**PROBLEM SET:**
**A.** Decide whether each statement below agrees with the court opinion excerpt. Answer yes or no for each one, and quote the words of the excerpt that decide it.
(i) The record shows that petitioner offered to make a return for 1917 on the basis of actual receipts and disbursements.
(ii) Treasury Decision 2367 is dated Sept. 14, 1916.
(iii) Treasury Decision 2433 was adopted after petitioner filed its 1916 and 1917 returns.
**B.** Write out the part of the court opinion excerpt that starts with "442-443, and support" and goes on through "Pond Co. v.", copying it word for word.
**C.** List every case that the court opinion excerpt cites with both parties named. Give each case only once.

United States, 281 U. S. 357,
281 U. S. 360;
United States v. Anderson, supra, pp.
269 U. S.
442-443, and support the finding of the trial court that
books and returns were on the accrual basis. The record does not
disclose that petitioner offered to make a return for 1917 on the
basis of actual receipts and disbursements, or that it could have
done so. It was therefore competent for the Commission to correct
the return for 1917 to conform it to the system of accounting in
fact adopted by excluding from its the munitions tax which had
accrued in 1916, whether appearing on the books for that year or
not.
United States v.
Detroit
Page 282 U. S. 100
Can Co., 280 U. S. 412;
United States v. Anderson, supra; Niles Bement Pond Co. v.
United States, supra.
Affirmed.
[
Footnote 1]
Pending the adoption of regulations applicable to the Revenue
Act of 1916, Treasury Decision 2367, Sept. 14, 1916, continued
existing regulations in force only so far as not inconsistent with
the provisions of the 1916 Act. New regulations applicable to
§§ 12(a) and 13(d), adopted in Treasury Decision 2433,
Jan. 8, 1917, before petitioner filed its 1916 and 1917 returns,
are considered
infra, p.
282 U. S.
98.

**RECORD EXCERPTS:**
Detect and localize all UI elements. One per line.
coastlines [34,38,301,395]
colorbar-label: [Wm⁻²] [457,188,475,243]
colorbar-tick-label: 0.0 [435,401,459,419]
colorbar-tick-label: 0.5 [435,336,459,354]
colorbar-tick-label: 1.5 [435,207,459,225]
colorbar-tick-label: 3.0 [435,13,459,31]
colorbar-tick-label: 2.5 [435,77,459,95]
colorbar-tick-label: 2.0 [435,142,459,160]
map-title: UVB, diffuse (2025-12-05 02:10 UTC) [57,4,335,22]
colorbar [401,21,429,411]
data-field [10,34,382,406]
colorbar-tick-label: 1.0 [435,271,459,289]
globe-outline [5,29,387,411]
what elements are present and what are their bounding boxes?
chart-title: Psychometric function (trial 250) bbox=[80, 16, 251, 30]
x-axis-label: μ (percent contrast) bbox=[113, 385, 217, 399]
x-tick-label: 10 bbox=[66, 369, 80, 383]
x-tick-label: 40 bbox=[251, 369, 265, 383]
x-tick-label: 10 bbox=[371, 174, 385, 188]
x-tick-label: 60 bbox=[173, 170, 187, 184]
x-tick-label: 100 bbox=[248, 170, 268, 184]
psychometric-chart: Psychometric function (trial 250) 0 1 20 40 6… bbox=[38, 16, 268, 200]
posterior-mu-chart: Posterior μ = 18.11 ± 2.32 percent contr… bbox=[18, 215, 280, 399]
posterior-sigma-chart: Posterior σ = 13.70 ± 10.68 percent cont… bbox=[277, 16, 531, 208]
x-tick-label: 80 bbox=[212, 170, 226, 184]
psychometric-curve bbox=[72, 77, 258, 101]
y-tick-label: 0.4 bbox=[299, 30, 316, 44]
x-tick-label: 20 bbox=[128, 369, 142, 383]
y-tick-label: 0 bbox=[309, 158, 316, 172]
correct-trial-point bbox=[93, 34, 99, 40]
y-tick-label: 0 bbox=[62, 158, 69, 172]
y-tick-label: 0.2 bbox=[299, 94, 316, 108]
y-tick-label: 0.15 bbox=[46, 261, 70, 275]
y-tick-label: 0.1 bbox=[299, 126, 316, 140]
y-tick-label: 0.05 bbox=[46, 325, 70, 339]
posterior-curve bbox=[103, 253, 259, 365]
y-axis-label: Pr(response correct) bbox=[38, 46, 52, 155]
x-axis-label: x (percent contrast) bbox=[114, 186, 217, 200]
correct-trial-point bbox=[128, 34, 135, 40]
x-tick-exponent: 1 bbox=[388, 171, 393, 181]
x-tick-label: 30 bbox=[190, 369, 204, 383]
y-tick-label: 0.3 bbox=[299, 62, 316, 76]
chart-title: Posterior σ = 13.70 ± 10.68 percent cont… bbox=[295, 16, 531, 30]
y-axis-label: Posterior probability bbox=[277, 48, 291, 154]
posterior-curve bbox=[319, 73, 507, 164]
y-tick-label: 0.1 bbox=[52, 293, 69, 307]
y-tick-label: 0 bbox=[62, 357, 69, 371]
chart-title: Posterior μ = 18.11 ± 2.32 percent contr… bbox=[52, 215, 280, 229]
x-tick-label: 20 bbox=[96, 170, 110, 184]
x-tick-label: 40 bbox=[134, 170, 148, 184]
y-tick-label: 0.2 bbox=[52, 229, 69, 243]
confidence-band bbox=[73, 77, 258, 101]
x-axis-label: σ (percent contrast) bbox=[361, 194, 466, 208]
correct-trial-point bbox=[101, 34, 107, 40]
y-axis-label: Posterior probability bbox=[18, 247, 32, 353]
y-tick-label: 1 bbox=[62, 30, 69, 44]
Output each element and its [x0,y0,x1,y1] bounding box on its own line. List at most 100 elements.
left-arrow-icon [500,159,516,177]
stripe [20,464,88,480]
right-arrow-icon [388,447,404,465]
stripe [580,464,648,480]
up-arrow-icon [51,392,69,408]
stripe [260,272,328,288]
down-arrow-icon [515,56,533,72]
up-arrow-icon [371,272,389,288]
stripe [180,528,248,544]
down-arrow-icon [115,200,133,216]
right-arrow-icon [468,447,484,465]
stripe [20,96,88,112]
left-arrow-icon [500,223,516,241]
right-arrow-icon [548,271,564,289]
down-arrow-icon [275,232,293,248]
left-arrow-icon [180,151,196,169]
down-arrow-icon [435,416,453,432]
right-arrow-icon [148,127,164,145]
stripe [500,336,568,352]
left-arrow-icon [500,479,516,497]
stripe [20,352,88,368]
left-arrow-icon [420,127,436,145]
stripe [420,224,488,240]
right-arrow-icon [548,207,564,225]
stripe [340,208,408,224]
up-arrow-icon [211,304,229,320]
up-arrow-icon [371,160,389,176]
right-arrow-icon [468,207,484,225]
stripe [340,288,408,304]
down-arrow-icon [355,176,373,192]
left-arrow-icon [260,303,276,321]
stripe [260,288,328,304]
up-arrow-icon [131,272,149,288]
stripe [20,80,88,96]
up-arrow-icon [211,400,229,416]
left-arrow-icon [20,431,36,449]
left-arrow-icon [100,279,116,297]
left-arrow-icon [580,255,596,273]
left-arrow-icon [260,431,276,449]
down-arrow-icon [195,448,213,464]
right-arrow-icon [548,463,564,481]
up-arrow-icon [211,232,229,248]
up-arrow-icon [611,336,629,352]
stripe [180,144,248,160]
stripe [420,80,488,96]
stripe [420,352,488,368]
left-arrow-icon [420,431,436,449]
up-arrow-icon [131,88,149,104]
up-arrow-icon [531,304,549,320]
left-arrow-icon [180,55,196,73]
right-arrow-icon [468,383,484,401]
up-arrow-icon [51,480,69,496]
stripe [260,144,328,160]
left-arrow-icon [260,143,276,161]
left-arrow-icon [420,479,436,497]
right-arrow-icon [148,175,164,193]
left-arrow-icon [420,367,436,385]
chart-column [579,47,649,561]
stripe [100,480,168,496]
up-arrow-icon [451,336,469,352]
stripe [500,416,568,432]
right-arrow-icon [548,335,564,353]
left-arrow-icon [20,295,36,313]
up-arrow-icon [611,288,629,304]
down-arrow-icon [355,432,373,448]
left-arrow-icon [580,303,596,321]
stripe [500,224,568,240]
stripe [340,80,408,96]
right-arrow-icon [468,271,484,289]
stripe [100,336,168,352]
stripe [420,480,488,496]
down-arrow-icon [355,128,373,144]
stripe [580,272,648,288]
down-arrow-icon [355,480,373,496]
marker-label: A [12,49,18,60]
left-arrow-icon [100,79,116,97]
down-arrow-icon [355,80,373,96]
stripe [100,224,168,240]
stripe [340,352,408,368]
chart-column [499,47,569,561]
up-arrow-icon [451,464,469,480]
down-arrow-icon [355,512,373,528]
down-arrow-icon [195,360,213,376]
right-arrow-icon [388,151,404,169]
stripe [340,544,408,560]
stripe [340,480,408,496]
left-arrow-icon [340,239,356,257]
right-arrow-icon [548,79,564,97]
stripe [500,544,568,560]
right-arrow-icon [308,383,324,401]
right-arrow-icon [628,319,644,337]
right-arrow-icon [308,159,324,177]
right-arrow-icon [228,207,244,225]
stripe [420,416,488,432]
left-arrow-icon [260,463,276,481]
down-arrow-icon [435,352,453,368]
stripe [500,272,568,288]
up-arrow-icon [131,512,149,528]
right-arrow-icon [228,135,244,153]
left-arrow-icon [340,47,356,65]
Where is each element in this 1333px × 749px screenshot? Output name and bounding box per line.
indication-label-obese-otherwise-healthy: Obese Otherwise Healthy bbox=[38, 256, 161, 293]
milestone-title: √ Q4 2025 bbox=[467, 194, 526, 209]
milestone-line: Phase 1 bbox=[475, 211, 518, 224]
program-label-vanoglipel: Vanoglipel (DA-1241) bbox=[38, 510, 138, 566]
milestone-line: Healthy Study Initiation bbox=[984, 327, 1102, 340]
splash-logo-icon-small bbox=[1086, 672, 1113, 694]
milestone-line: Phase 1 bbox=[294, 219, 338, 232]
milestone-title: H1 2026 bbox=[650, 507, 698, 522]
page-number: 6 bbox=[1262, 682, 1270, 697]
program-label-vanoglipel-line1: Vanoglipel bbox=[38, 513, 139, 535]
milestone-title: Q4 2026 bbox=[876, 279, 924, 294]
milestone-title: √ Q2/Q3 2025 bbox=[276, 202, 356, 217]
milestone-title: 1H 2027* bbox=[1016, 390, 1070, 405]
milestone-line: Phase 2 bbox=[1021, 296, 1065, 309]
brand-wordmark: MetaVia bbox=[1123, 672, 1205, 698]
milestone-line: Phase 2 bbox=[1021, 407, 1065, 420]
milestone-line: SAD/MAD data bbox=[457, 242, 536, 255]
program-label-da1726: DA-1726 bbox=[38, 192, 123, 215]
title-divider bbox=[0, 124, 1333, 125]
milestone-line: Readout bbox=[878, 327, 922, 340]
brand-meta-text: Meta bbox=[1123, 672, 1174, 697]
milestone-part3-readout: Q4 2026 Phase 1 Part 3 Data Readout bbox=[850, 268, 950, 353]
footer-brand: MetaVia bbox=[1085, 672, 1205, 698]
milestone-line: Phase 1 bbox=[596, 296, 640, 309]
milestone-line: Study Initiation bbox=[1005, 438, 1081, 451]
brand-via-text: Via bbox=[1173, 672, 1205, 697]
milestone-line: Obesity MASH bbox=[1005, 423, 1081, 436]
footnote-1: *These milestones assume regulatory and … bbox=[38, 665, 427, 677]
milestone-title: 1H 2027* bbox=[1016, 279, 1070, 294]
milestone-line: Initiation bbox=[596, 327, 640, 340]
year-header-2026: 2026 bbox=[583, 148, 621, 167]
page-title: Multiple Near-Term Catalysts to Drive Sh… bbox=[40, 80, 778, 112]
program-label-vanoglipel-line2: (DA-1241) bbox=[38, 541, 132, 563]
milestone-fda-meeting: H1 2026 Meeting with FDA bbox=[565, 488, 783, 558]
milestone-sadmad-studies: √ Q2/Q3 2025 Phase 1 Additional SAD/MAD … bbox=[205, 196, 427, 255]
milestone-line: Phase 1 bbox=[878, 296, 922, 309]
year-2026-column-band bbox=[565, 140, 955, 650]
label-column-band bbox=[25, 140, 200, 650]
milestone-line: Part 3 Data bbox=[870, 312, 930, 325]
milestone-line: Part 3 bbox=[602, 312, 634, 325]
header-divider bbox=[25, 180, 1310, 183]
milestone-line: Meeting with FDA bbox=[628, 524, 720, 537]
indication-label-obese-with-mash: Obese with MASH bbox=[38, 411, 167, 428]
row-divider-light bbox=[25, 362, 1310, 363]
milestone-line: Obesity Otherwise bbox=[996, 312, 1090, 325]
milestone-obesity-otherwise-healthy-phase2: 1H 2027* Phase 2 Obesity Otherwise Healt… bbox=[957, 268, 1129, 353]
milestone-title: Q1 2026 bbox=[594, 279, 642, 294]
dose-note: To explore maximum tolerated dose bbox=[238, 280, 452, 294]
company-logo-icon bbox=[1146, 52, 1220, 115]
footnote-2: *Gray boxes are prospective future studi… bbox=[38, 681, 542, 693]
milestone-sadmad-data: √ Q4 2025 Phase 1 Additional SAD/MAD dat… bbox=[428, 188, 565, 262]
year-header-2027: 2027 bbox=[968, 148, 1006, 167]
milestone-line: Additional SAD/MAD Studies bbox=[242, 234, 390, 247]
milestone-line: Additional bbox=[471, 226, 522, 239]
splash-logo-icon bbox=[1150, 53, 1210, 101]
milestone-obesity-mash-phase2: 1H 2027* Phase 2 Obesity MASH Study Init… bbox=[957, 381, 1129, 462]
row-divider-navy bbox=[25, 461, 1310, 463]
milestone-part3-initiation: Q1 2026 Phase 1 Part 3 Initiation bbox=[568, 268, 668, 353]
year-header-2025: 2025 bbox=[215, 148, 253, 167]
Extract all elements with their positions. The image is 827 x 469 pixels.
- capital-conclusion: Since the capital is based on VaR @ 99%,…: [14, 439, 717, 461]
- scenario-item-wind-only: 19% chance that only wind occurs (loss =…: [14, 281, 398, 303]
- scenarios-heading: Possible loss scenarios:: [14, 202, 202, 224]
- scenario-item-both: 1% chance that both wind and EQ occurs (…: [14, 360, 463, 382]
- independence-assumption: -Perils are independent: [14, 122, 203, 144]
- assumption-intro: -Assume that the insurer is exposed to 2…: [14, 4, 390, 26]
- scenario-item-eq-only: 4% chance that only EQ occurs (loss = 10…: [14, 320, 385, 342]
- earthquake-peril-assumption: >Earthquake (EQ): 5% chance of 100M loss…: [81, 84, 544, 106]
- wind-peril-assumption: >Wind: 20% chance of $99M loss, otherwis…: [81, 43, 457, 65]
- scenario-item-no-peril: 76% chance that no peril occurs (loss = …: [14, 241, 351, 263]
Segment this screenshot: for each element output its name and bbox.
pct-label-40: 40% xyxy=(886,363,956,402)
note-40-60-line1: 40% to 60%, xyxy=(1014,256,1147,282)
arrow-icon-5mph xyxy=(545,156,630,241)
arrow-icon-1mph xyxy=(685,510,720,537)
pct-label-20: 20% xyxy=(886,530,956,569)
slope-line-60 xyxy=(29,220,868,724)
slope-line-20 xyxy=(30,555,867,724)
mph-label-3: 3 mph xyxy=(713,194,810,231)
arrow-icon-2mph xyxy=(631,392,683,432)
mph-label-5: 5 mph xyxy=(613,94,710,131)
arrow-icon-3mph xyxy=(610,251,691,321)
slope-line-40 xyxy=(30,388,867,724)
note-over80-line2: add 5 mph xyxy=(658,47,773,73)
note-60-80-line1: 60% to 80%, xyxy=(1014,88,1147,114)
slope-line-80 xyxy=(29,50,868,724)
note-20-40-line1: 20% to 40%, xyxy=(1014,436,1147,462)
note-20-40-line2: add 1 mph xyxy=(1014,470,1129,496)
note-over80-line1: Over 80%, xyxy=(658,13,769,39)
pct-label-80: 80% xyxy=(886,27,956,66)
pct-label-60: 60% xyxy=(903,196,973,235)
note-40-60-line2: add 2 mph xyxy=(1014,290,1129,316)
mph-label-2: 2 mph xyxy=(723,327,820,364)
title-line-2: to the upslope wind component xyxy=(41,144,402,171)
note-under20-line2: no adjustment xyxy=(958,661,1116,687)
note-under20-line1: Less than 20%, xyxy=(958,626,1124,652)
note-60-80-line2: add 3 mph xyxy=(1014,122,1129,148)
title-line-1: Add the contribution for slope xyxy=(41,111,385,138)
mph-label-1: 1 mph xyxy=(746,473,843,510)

**LIST OF ANSWERS:**
**A.**
(i) No: "The record does not disclose that petitioner offered to make a return for 1917 on the basis of actual receipts and disbursements"
(ii) Yes: "Treasury Decision 2367, Sept. 14, 1916"
(iii) No: "adopted in Treasury Decision 2433, Jan. 8, 1917, before petitioner filed its 1916 and 1917 returns"

**B.**
442-443, and support the finding of the trial court that
books and returns were on the accrual basis. The record does not
disclose that petitioner offered to make a return for 1917 on the
basis of actual receipts and disbursements, or that it could have
done so. It was therefore competent for the Commission to correct
the return for 1917 to conform it to the system of accounting in
fact adopted by excluding from its the munitions tax which had
accrued in 1916, whether appearing on the books for that year or
not.
United States v.
Detroit
Page 282 U. S. 100
Can Co., 280 U. S. 412;
United States v. Anderson, supra; Niles Bement Pond Co. v.

**C.**
- United States v. Anderson
- United States v. Detroit Can Co.
- Niles Bement Pond Co. v. United States